---------- SELECTED PASSAGE
2007-11-25 01:01:22 · 18 answers · asked by Anonymous in Cars & Transportation Aircraft

18 answers

I'm a systems, electronics and software engineer and I designed avionics and worked at the Royal Aircraft Etablishment. Everything important is shielded. The navigation radio antennas are on the outside of the plane right next to the other radio antennas which are transmitting way more power than any cell phone and on similar frequencies to the nav equipment and they have absolutely no effect. The small signal cables are all shielded very well. So no, I don't think phones have any effect.

Idiots use their phones or just switch them to silent, all the time. I have friends who should know better who have made calls in flight because they think they are just too bloody important to do what a flight attendant tells them. People just don't think the rules apply to them. And yet the aircraft fly fine. Here's a quote for you from the first article below:-

"U.S. airlines alone carry on average some 2 million passengers per day. If just 1% of these passengers accidentally or deliberately leaves their cell phones on, that means some 20,000 cell phones remain on during flights every single day. Despite this, no crash has ever been definitively attributed to cell phone or gadget interference. "

Mythbusters tried this and it's in the same category as setting fire to a gas station with a cell phone, it's just not happening.

On some small light aircraft some non-radio equipment has been found to interfere. But radio equipment, cell phones are radios, is much more tightly controlled.

I expect to get a bunch of thumbs down for this, the popular perception is that cell phones interfere because that's what the media says. But the media doesn't have a clue.

Right now the main thing stopping the use of cell phones in aircraft is that the FCC thinks they would interfere with ground users, a much more technically accurate fear, since an antenna at 40,000 feet gets great coverage. Airlines had planned to allow cell phone usage. Read the first article below, basically it says the reason the government departments cultivate uncertainty is that they don't want the expense of proving anything.

So lets ask a bunch more people who don't know anything and perpetuate their ignorance as the best answer :-(

PS. I love the "I've heard" and "probably" answers, they are as reliable as pregnancy advice from teens "you can't get pregnant if you do it standing up" and "you can get pregnant if you sit ona seat that a man sat on while it's still warm".

2007-11-25 08:01:00 · answer #1 · answered by Chris H 6 · 1 1

They do affect the aircraft systems, mainly the ILS (Instrument Landing System). This system receives signals from the airfield telling them whether their approach is good or not. The frequencies used in this system are very close, if not identical to Mobile phone signals. I have seen an experiment in which a mobile phone was set to transmit (call somebody) and at the same moment the vertical bar on the display (see diagram on second link) showed full deflection right (telling the pilot to steer hard right whilst landing!) In bad weather/night, this could prove fatal for all of the passengers and crew!

2007-11-26 00:07:57 · answer #2 · answered by genghis41f 6 · 0 0

As a pilot having accidentally left my phone on, I can attest to there being little interference. I do hear a slight audio disturbance when climbing or descending through a certain altitude. I assume this to be when the phone goes into an automatic cutout and cut in. I think when too many cell towers are communicating with the phone as with increase in altitude the phone drops off line. Nobody has explained this to me, just my own observations.

2007-11-25 20:12:06 · answer #3 · answered by Paul K 1 · 0 0

Only after landing. Certain mobile phones (particularly the old analog ones) interfere with the navigation, so as a precaution mobile phone usage is not allowed on commercial flights.
--------------------
■ **WORK REQUIRED**
Write out every date-and-time stamp that appears in the thread about cell phones on aircraft. The data that comes next has no connection to the thread about cell phones on aircraft.
---------- DATASET CONTENT
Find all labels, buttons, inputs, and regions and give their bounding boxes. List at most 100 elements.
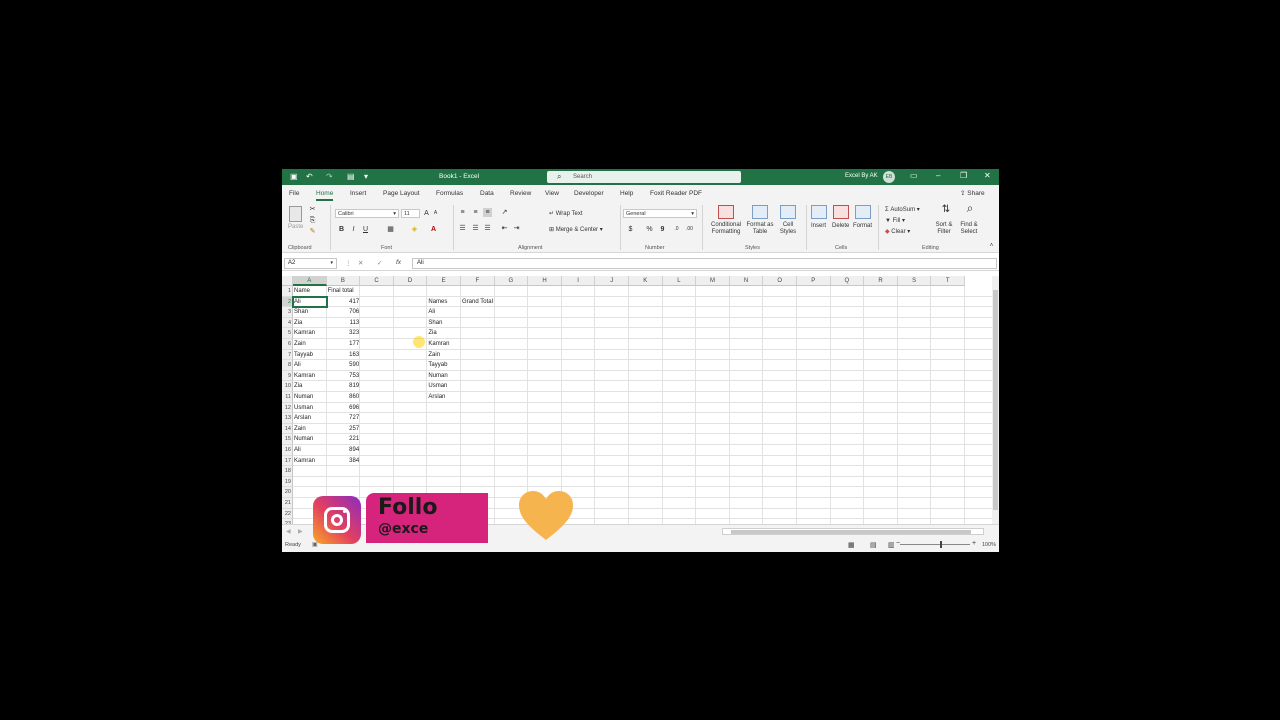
--------------------
■ **SOLVED EXERCISE**
2007-11-25 01:01:22
2007-11-25 08:01:00
2007-11-26 00:07:57
2007-11-25 20:12:06